[PROMPT]:
The data below needs to be returned exactly, line for line.

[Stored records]
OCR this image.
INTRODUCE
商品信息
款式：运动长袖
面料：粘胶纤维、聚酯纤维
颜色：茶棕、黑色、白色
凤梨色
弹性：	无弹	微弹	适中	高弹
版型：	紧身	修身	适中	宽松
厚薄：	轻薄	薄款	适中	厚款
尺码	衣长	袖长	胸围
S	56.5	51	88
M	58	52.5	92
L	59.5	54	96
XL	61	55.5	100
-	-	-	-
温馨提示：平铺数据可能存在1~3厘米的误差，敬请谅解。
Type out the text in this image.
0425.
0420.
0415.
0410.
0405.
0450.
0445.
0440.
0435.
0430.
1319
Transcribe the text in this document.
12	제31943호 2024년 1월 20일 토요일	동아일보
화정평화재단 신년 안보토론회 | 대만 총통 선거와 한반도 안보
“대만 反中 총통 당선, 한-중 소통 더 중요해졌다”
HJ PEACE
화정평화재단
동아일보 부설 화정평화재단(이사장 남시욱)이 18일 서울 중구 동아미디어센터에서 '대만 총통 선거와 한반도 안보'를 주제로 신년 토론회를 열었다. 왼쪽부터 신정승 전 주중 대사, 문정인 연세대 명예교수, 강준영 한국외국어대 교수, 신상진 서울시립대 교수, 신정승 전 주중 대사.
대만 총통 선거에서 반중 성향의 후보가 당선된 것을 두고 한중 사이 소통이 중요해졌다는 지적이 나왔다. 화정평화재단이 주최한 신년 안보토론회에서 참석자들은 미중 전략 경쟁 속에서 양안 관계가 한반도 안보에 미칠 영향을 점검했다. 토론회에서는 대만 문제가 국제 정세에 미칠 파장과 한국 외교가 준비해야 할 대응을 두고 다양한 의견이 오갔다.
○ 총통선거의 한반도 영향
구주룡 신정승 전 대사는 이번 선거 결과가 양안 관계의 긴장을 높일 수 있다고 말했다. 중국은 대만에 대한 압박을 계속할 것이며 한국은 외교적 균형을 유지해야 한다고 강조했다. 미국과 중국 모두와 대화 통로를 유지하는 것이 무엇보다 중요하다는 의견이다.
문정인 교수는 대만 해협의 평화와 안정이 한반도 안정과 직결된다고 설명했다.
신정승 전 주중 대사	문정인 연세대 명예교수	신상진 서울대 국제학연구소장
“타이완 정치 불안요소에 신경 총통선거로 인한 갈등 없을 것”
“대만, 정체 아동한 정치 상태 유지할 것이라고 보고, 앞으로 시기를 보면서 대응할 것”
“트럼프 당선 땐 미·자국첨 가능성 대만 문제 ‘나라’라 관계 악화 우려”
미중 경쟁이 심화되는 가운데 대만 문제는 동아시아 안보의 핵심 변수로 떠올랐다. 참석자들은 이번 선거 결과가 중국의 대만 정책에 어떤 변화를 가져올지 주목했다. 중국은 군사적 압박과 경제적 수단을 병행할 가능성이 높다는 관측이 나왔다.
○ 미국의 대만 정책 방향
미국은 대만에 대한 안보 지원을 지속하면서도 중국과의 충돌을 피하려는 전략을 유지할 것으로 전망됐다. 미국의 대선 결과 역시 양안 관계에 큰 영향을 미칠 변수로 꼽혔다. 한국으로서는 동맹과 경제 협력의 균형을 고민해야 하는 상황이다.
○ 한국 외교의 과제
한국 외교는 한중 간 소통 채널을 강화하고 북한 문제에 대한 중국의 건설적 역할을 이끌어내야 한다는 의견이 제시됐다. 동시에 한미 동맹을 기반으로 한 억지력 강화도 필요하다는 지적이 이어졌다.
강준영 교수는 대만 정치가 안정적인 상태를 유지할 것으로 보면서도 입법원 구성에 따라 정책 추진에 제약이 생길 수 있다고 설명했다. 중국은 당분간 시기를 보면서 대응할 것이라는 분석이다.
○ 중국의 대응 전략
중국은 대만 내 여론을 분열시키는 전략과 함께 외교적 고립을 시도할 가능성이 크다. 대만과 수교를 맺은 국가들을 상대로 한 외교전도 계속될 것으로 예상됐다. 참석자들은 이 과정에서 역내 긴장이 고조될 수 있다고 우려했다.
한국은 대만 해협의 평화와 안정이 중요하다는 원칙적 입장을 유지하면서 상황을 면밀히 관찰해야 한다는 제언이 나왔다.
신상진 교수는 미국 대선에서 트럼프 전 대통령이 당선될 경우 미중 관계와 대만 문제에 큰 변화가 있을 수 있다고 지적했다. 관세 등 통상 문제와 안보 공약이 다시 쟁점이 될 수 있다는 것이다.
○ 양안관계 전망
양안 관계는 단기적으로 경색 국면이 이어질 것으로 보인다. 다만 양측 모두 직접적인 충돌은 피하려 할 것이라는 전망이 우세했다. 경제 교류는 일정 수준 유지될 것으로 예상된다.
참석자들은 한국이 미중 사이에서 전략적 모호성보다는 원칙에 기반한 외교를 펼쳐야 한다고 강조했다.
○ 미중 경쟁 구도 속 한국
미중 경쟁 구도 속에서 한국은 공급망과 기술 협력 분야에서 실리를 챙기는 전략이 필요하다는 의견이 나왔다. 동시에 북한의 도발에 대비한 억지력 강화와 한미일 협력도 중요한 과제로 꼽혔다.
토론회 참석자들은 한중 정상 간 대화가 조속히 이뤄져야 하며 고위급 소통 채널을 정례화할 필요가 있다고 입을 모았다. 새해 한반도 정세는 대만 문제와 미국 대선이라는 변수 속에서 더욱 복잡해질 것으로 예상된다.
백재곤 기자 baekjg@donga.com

[ANSWER TO THIS PROBLEM]:
OCR this image.
INTRODUCE
商品信息
款式：运动长袖
面料：粘胶纤维、聚酯纤维
颜色：茶棕、黑色、白色
凤梨色
弹性：	无弹	微弹	适中	高弹
版型：	紧身	修身	适中	宽松
厚薄：	轻薄	薄款	适中	厚款
尺码	衣长	袖长	胸围
S	56.5	51	88
M	58	52.5	92
L	59.5	54	96
XL	61	55.5	100
-	-	-	-
温馨提示：平铺数据可能存在1~3厘米的误差，敬请谅解。
Type out the text in this image.
0425.
0420.
0415.
0410.
0405.
0450.
0445.
0440.
0435.
0430.
1319
Transcribe the text in this document.
12	제31943호 2024년 1월 20일 토요일	동아일보
화정평화재단 신년 안보토론회 | 대만 총통 선거와 한반도 안보
“대만 反中 총통 당선, 한-중 소통 더 중요해졌다”
HJ PEACE
화정평화재단
동아일보 부설 화정평화재단(이사장 남시욱)이 18일 서울 중구 동아미디어센터에서 '대만 총통 선거와 한반도 안보'를 주제로 신년 토론회를 열었다. 왼쪽부터 신정승 전 주중 대사, 문정인 연세대 명예교수, 강준영 한국외국어대 교수, 신상진 서울시립대 교수, 신정승 전 주중 대사.
대만 총통 선거에서 반중 성향의 후보가 당선된 것을 두고 한중 사이 소통이 중요해졌다는 지적이 나왔다. 화정평화재단이 주최한 신년 안보토론회에서 참석자들은 미중 전략 경쟁 속에서 양안 관계가 한반도 안보에 미칠 영향을 점검했다. 토론회에서는 대만 문제가 국제 정세에 미칠 파장과 한국 외교가 준비해야 할 대응을 두고 다양한 의견이 오갔다.
○ 총통선거의 한반도 영향
구주룡 신정승 전 대사는 이번 선거 결과가 양안 관계의 긴장을 높일 수 있다고 말했다. 중국은 대만에 대한 압박을 계속할 것이며 한국은 외교적 균형을 유지해야 한다고 강조했다. 미국과 중국 모두와 대화 통로를 유지하는 것이 무엇보다 중요하다는 의견이다.
문정인 교수는 대만 해협의 평화와 안정이 한반도 안정과 직결된다고 설명했다.
신정승 전 주중 대사	문정인 연세대 명예교수	신상진 서울대 국제학연구소장
“타이완 정치 불안요소에 신경 총통선거로 인한 갈등 없을 것”
“대만, 정체 아동한 정치 상태 유지할 것이라고 보고, 앞으로 시기를 보면서 대응할 것”
“트럼프 당선 땐 미·자국첨 가능성 대만 문제 ‘나라’라 관계 악화 우려”
미중 경쟁이 심화되는 가운데 대만 문제는 동아시아 안보의 핵심 변수로 떠올랐다. 참석자들은 이번 선거 결과가 중국의 대만 정책에 어떤 변화를 가져올지 주목했다. 중국은 군사적 압박과 경제적 수단을 병행할 가능성이 높다는 관측이 나왔다.
○ 미국의 대만 정책 방향
미국은 대만에 대한 안보 지원을 지속하면서도 중국과의 충돌을 피하려는 전략을 유지할 것으로 전망됐다. 미국의 대선 결과 역시 양안 관계에 큰 영향을 미칠 변수로 꼽혔다. 한국으로서는 동맹과 경제 협력의 균형을 고민해야 하는 상황이다.
○ 한국 외교의 과제
한국 외교는 한중 간 소통 채널을 강화하고 북한 문제에 대한 중국의 건설적 역할을 이끌어내야 한다는 의견이 제시됐다. 동시에 한미 동맹을 기반으로 한 억지력 강화도 필요하다는 지적이 이어졌다.
강준영 교수는 대만 정치가 안정적인 상태를 유지할 것으로 보면서도 입법원 구성에 따라 정책 추진에 제약이 생길 수 있다고 설명했다. 중국은 당분간 시기를 보면서 대응할 것이라는 분석이다.
○ 중국의 대응 전략
중국은 대만 내 여론을 분열시키는 전략과 함께 외교적 고립을 시도할 가능성이 크다. 대만과 수교를 맺은 국가들을 상대로 한 외교전도 계속될 것으로 예상됐다. 참석자들은 이 과정에서 역내 긴장이 고조될 수 있다고 우려했다.
한국은 대만 해협의 평화와 안정이 중요하다는 원칙적 입장을 유지하면서 상황을 면밀히 관찰해야 한다는 제언이 나왔다.
신상진 교수는 미국 대선에서 트럼프 전 대통령이 당선될 경우 미중 관계와 대만 문제에 큰 변화가 있을 수 있다고 지적했다. 관세 등 통상 문제와 안보 공약이 다시 쟁점이 될 수 있다는 것이다.
○ 양안관계 전망
양안 관계는 단기적으로 경색 국면이 이어질 것으로 보인다. 다만 양측 모두 직접적인 충돌은 피하려 할 것이라는 전망이 우세했다. 경제 교류는 일정 수준 유지될 것으로 예상된다.
참석자들은 한국이 미중 사이에서 전략적 모호성보다는 원칙에 기반한 외교를 펼쳐야 한다고 강조했다.
○ 미중 경쟁 구도 속 한국
미중 경쟁 구도 속에서 한국은 공급망과 기술 협력 분야에서 실리를 챙기는 전략이 필요하다는 의견이 나왔다. 동시에 북한의 도발에 대비한 억지력 강화와 한미일 협력도 중요한 과제로 꼽혔다.
토론회 참석자들은 한중 정상 간 대화가 조속히 이뤄져야 하며 고위급 소통 채널을 정례화할 필요가 있다고 입을 모았다. 새해 한반도 정세는 대만 문제와 미국 대선이라는 변수 속에서 더욱 복잡해질 것으로 예상된다.
백재곤 기자 baekjg@donga.com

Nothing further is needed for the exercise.